> **What the task requires**:
Find every line in the records below that contains the word "text", and copy each such line.
#### The data ####
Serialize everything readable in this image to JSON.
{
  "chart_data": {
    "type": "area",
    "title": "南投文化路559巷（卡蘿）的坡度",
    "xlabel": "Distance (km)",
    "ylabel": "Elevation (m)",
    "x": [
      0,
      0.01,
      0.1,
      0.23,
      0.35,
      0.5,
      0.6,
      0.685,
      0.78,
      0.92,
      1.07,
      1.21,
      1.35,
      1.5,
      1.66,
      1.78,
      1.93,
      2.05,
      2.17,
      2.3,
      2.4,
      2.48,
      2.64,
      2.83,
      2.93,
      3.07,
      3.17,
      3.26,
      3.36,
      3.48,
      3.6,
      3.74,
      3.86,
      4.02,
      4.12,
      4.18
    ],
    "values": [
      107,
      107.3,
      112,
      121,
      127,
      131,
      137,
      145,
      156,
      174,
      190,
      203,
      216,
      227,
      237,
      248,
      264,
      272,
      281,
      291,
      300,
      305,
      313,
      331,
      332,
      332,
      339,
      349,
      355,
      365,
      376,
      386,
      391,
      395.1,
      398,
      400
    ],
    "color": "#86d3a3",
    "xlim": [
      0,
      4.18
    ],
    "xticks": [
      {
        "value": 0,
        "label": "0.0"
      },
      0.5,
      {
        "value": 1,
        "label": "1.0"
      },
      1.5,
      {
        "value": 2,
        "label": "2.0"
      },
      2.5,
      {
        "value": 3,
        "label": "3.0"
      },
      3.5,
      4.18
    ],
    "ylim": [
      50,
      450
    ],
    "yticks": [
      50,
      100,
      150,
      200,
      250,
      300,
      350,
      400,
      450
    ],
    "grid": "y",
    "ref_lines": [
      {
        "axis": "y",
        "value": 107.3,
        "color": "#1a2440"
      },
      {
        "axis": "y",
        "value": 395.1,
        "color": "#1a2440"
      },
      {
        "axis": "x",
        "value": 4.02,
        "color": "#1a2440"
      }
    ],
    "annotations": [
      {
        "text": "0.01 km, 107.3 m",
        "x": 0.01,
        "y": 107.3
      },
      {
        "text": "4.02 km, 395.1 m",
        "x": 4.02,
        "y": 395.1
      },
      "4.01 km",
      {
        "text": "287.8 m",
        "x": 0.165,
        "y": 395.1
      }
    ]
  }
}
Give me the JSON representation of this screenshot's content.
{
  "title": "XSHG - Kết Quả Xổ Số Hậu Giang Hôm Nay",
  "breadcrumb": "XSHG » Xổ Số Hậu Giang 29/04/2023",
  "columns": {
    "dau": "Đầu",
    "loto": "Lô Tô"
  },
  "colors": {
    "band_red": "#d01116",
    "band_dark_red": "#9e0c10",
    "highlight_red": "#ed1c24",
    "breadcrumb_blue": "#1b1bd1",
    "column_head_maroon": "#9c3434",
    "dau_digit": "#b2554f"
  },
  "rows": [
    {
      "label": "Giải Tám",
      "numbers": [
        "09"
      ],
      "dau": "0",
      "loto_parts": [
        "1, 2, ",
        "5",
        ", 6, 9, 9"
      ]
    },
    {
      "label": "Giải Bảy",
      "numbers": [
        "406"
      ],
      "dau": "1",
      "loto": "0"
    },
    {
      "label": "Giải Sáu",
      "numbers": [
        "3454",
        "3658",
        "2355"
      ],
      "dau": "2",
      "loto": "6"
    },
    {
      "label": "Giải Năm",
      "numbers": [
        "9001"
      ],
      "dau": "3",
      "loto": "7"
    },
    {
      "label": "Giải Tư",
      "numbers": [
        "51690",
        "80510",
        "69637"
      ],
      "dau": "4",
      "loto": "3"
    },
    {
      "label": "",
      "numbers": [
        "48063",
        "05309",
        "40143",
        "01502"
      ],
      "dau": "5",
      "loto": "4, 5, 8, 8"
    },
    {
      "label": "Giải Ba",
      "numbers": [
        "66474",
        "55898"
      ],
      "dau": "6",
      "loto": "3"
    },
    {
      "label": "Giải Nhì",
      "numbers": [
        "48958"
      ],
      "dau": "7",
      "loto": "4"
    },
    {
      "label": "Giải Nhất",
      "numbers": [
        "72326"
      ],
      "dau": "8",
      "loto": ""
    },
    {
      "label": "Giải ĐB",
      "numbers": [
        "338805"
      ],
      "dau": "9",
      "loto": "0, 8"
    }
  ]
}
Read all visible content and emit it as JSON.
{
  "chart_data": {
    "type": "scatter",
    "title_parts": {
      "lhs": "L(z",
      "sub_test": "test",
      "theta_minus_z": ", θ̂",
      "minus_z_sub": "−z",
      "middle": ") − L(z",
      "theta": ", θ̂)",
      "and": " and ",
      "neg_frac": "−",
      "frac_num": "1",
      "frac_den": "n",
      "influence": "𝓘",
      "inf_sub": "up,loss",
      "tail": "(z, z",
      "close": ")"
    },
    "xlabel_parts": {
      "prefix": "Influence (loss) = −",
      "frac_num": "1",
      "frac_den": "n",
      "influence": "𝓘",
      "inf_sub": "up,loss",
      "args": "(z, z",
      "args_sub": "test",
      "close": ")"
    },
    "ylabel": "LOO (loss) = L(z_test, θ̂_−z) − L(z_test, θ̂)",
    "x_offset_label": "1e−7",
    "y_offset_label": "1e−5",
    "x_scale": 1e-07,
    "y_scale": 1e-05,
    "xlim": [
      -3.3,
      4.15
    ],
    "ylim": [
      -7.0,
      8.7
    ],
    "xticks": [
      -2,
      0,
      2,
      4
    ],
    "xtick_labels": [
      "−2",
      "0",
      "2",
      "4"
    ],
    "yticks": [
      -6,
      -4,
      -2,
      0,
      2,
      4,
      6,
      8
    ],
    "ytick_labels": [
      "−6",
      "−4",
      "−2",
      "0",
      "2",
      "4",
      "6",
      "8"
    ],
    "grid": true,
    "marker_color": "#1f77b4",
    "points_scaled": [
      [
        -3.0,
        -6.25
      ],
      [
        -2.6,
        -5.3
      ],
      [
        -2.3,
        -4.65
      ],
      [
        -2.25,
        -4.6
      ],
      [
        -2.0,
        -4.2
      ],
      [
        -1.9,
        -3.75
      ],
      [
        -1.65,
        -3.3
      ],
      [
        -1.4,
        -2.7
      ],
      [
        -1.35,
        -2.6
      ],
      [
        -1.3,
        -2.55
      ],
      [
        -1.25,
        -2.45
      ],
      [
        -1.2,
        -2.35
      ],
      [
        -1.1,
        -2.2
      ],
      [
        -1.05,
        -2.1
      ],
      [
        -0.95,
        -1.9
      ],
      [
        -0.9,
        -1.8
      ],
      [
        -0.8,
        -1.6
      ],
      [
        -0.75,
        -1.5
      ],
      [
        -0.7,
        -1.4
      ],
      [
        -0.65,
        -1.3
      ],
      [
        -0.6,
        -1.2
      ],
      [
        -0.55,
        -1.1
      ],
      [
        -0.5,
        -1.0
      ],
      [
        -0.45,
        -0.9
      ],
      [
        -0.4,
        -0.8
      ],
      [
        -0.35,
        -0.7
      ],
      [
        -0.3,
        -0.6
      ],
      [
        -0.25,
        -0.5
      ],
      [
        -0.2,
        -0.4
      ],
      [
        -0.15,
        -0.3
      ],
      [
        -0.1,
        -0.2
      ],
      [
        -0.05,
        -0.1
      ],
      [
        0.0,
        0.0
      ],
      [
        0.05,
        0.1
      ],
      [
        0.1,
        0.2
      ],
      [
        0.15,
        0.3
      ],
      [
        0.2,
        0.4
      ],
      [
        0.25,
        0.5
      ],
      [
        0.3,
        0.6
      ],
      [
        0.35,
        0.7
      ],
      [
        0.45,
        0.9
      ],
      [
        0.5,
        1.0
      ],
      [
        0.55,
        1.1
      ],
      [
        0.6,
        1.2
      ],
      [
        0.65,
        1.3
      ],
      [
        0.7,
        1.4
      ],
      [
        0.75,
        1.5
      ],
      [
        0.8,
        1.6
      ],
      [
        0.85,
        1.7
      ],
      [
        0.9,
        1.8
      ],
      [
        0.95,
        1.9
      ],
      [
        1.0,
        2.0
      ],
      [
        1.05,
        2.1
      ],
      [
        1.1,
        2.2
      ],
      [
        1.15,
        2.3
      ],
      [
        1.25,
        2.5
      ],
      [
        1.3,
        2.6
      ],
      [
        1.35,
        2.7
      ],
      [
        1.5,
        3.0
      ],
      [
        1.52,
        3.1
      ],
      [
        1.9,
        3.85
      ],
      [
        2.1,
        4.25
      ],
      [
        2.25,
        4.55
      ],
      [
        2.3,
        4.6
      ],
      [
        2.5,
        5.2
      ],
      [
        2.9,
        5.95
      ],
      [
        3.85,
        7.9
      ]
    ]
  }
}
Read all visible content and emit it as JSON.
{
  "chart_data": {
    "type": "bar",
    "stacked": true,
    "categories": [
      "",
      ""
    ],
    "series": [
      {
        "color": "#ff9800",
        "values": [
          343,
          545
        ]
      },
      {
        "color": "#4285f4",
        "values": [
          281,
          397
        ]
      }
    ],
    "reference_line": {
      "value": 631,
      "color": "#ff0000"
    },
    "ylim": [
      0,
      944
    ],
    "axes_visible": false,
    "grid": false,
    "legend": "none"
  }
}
####
> **Problem solution**:
        "text": "0.01 km, 107.3 m",
        "text": "4.02 km, 395.1 m",
        "text": "287.8 m",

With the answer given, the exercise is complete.